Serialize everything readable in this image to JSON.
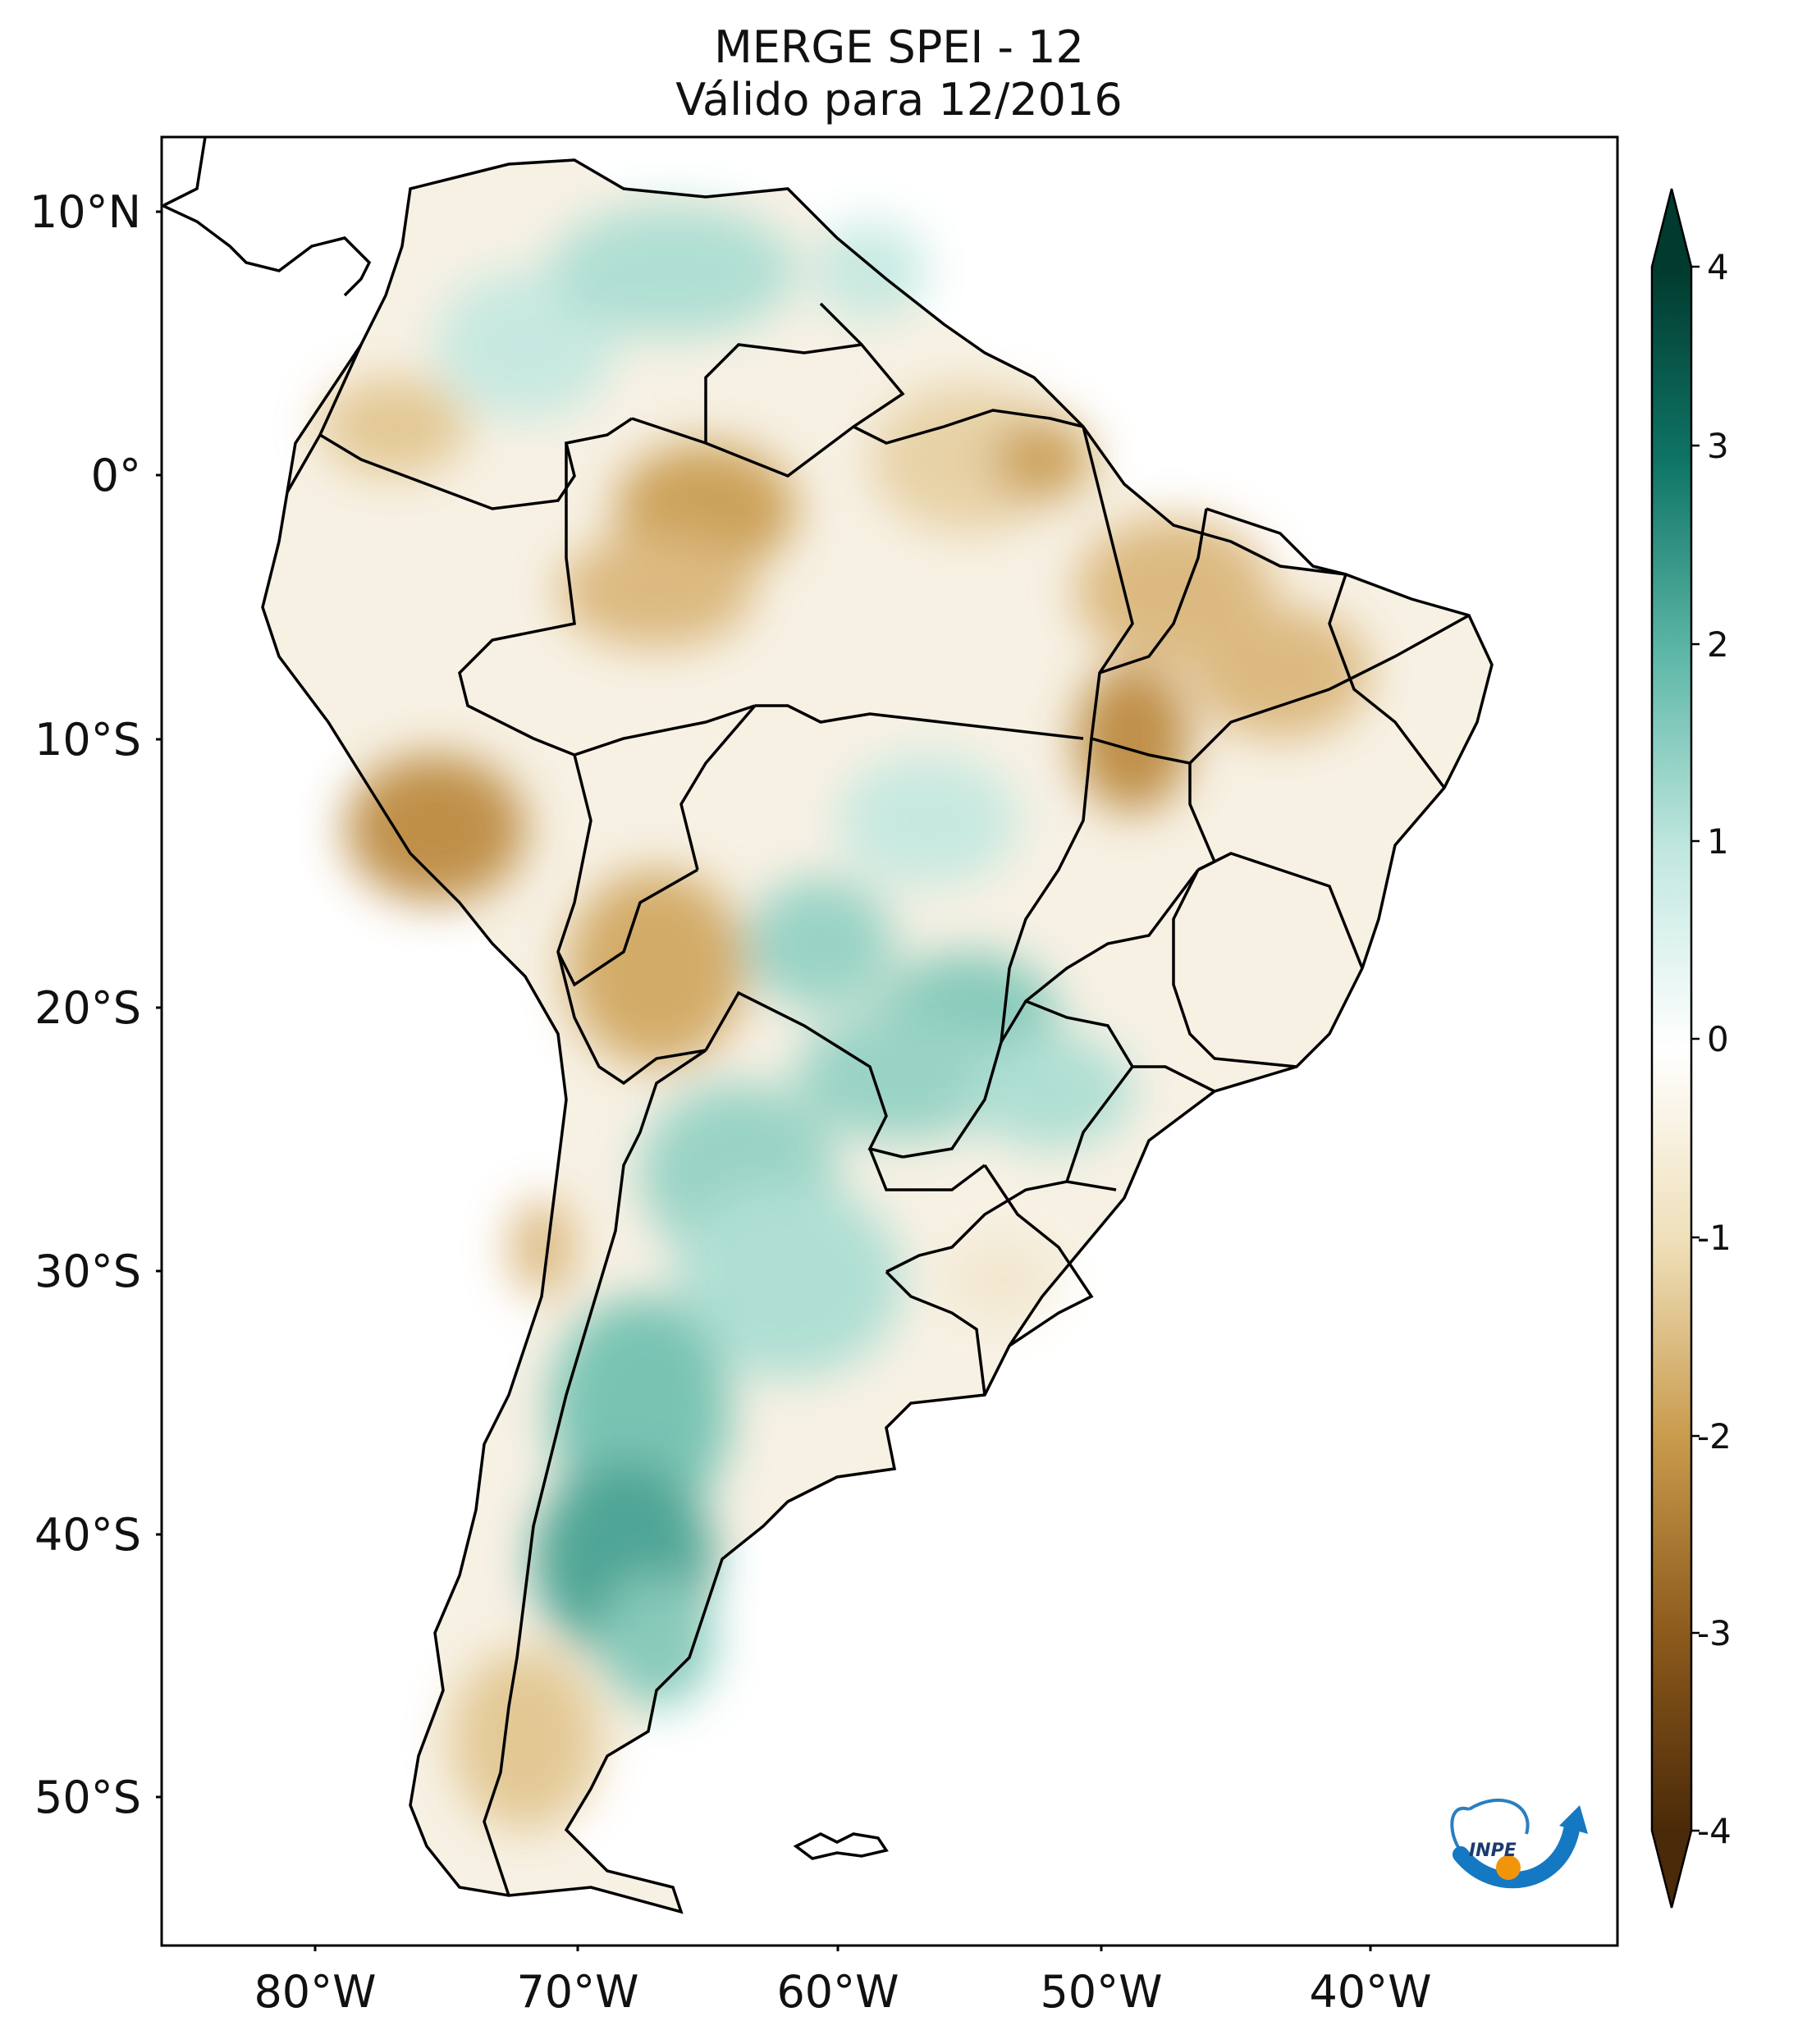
{
  "title": {
    "line1": "MERGE   SPEI - 12",
    "line2": "Válido para 12/2016"
  },
  "axes": {
    "lat_labels": [
      "10°N",
      "0°",
      "10°S",
      "20°S",
      "30°S",
      "40°S",
      "50°S"
    ],
    "lon_labels": [
      "80°W",
      "70°W",
      "60°W",
      "50°W",
      "40°W"
    ]
  },
  "colorbar": {
    "tick_labels": [
      "4",
      "3",
      "2",
      "1",
      "0",
      "-1",
      "-2",
      "-3",
      "-4"
    ],
    "range": [
      -4,
      4
    ],
    "colormap": "BrBG",
    "colors": {
      "min": "#4a2a08",
      "neg_strong": "#8c5a1c",
      "neg_mid": "#c89a4c",
      "neg_light": "#efdfb8",
      "zero": "#ffffff",
      "pos_light": "#c2e8e0",
      "pos_mid": "#5fb8a8",
      "pos_strong": "#0f7566",
      "max": "#013a2e"
    }
  },
  "logo": {
    "name": "inpe-logo",
    "text": "INPE"
  }
}
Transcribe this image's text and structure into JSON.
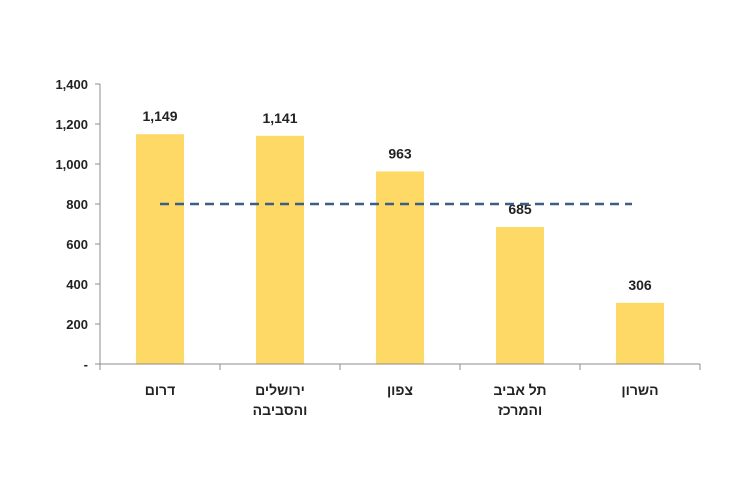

--- --- ---

Pictures in the records above are not copied; print everything else exactly.

Serialize everything readable in this image to JSON.
{
  "title": {
    "line1": "MERGE   SPEI - 12",
    "line2": "Válido para 12/2016"
  },
  "axes": {
    "lat_labels": [
      "10°N",
      "0°",
      "10°S",
      "20°S",
      "30°S",
      "40°S",
      "50°S"
    ],
    "lon_labels": [
      "80°W",
      "70°W",
      "60°W",
      "50°W",
      "40°W"
    ]
  },
  "colorbar": {
    "tick_labels": [
      "4",
      "3",
      "2",
      "1",
      "0",
      "-1",
      "-2",
      "-3",
      "-4"
    ],
    "range": [
      -4,
      4
    ],
    "colormap": "BrBG",
    "colors": {
      "min": "#4a2a08",
      "neg_strong": "#8c5a1c",
      "neg_mid": "#c89a4c",
      "neg_light": "#efdfb8",
      "zero": "#ffffff",
      "pos_light": "#c2e8e0",
      "pos_mid": "#5fb8a8",
      "pos_strong": "#0f7566",
      "max": "#013a2e"
    }
  },
  "logo": {
    "name": "inpe-logo",
    "text": "INPE"
  }
}
Transcribe this image's text and structure into JSON.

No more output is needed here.